**AIM**: Return every entry exactly as written.
# start of DATA EXCERPTS
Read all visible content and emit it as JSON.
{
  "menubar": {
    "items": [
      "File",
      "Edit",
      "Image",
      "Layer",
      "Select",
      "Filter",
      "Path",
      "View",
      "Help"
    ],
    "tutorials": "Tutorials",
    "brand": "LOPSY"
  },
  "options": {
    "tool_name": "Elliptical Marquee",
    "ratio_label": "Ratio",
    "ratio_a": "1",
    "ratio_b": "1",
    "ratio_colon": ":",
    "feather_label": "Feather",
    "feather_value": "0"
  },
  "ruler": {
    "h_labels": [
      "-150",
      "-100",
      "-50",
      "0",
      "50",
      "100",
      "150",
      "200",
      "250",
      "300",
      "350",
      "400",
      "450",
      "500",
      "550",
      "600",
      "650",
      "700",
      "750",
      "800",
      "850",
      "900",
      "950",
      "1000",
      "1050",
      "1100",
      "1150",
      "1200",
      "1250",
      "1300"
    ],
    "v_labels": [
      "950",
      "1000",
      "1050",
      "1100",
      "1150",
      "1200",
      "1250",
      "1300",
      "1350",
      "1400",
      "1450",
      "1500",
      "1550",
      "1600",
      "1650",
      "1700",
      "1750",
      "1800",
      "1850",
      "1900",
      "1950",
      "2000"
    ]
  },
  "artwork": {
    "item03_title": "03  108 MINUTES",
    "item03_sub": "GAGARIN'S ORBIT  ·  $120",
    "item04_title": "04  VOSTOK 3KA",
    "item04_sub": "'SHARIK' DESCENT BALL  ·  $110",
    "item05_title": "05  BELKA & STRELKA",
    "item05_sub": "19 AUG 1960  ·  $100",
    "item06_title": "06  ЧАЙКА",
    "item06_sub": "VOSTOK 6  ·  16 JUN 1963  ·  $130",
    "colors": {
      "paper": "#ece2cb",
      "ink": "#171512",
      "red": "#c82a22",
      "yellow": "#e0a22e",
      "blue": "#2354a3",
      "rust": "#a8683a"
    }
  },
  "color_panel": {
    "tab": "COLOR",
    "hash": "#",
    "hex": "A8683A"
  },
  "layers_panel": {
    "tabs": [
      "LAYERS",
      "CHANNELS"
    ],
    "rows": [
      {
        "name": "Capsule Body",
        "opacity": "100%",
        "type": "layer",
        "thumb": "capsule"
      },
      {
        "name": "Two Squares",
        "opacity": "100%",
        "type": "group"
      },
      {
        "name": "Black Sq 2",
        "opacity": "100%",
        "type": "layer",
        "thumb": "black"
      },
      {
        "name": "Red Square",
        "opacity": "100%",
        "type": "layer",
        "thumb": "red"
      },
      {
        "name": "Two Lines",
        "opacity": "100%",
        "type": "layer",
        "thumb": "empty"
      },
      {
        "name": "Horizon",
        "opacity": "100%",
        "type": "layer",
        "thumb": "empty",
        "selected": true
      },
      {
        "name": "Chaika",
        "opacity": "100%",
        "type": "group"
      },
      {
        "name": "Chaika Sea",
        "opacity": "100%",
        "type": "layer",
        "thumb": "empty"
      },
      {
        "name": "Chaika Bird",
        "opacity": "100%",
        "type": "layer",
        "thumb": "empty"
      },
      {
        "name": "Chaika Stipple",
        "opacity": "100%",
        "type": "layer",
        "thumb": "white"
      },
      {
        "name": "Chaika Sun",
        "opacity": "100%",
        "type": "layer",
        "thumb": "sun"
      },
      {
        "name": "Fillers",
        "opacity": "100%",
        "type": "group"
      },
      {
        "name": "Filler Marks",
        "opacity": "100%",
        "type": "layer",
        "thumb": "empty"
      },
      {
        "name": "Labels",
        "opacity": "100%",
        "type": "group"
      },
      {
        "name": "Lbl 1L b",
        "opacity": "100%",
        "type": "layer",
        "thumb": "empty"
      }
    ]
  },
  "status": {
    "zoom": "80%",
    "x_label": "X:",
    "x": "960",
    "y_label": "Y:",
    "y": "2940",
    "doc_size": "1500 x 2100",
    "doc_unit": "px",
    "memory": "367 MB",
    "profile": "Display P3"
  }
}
# end of DATA EXCERPTS
**ANSWER**:
Read all visible content and emit it as JSON.
{
  "menubar": {
    "items": [
      "File",
      "Edit",
      "Image",
      "Layer",
      "Select",
      "Filter",
      "Path",
      "View",
      "Help"
    ],
    "tutorials": "Tutorials",
    "brand": "LOPSY"
  },
  "options": {
    "tool_name": "Elliptical Marquee",
    "ratio_label": "Ratio",
    "ratio_a": "1",
    "ratio_b": "1",
    "ratio_colon": ":",
    "feather_label": "Feather",
    "feather_value": "0"
  },
  "ruler": {
    "h_labels": [
      "-150",
      "-100",
      "-50",
      "0",
      "50",
      "100",
      "150",
      "200",
      "250",
      "300",
      "350",
      "400",
      "450",
      "500",
      "550",
      "600",
      "650",
      "700",
      "750",
      "800",
      "850",
      "900",
      "950",
      "1000",
      "1050",
      "1100",
      "1150",
      "1200",
      "1250",
      "1300"
    ],
    "v_labels": [
      "950",
      "1000",
      "1050",
      "1100",
      "1150",
      "1200",
      "1250",
      "1300",
      "1350",
      "1400",
      "1450",
      "1500",
      "1550",
      "1600",
      "1650",
      "1700",
      "1750",
      "1800",
      "1850",
      "1900",
      "1950",
      "2000"
    ]
  },
  "artwork": {
    "item03_title": "03  108 MINUTES",
    "item03_sub": "GAGARIN'S ORBIT  ·  $120",
    "item04_title": "04  VOSTOK 3KA",
    "item04_sub": "'SHARIK' DESCENT BALL  ·  $110",
    "item05_title": "05  BELKA & STRELKA",
    "item05_sub": "19 AUG 1960  ·  $100",
    "item06_title": "06  ЧАЙКА",
    "item06_sub": "VOSTOK 6  ·  16 JUN 1963  ·  $130",
    "colors": {
      "paper": "#ece2cb",
      "ink": "#171512",
      "red": "#c82a22",
      "yellow": "#e0a22e",
      "blue": "#2354a3",
      "rust": "#a8683a"
    }
  },
  "color_panel": {
    "tab": "COLOR",
    "hash": "#",
    "hex": "A8683A"
  },
  "layers_panel": {
    "tabs": [
      "LAYERS",
      "CHANNELS"
    ],
    "rows": [
      {
        "name": "Capsule Body",
        "opacity": "100%",
        "type": "layer",
        "thumb": "capsule"
      },
      {
        "name": "Two Squares",
        "opacity": "100%",
        "type": "group"
      },
      {
        "name": "Black Sq 2",
        "opacity": "100%",
        "type": "layer",
        "thumb": "black"
      },
      {
        "name": "Red Square",
        "opacity": "100%",
        "type": "layer",
        "thumb": "red"
      },
      {
        "name": "Two Lines",
        "opacity": "100%",
        "type": "layer",
        "thumb": "empty"
      },
      {
        "name": "Horizon",
        "opacity": "100%",
        "type": "layer",
        "thumb": "empty",
        "selected": true
      },
      {
        "name": "Chaika",
        "opacity": "100%",
        "type": "group"
      },
      {
        "name": "Chaika Sea",
        "opacity": "100%",
        "type": "layer",
        "thumb": "empty"
      },
      {
        "name": "Chaika Bird",
        "opacity": "100%",
        "type": "layer",
        "thumb": "empty"
      },
      {
        "name": "Chaika Stipple",
        "opacity": "100%",
        "type": "layer",
        "thumb": "white"
      },
      {
        "name": "Chaika Sun",
        "opacity": "100%",
        "type": "layer",
        "thumb": "sun"
      },
      {
        "name": "Fillers",
        "opacity": "100%",
        "type": "group"
      },
      {
        "name": "Filler Marks",
        "opacity": "100%",
        "type": "layer",
        "thumb": "empty"
      },
      {
        "name": "Labels",
        "opacity": "100%",
        "type": "group"
      },
      {
        "name": "Lbl 1L b",
        "opacity": "100%",
        "type": "layer",
        "thumb": "empty"
      }
    ]
  },
  "status": {
    "zoom": "80%",
    "x_label": "X:",
    "x": "960",
    "y_label": "Y:",
    "y": "2940",
    "doc_size": "1500 x 2100",
    "doc_unit": "px",
    "memory": "367 MB",
    "profile": "Display P3"
  }
}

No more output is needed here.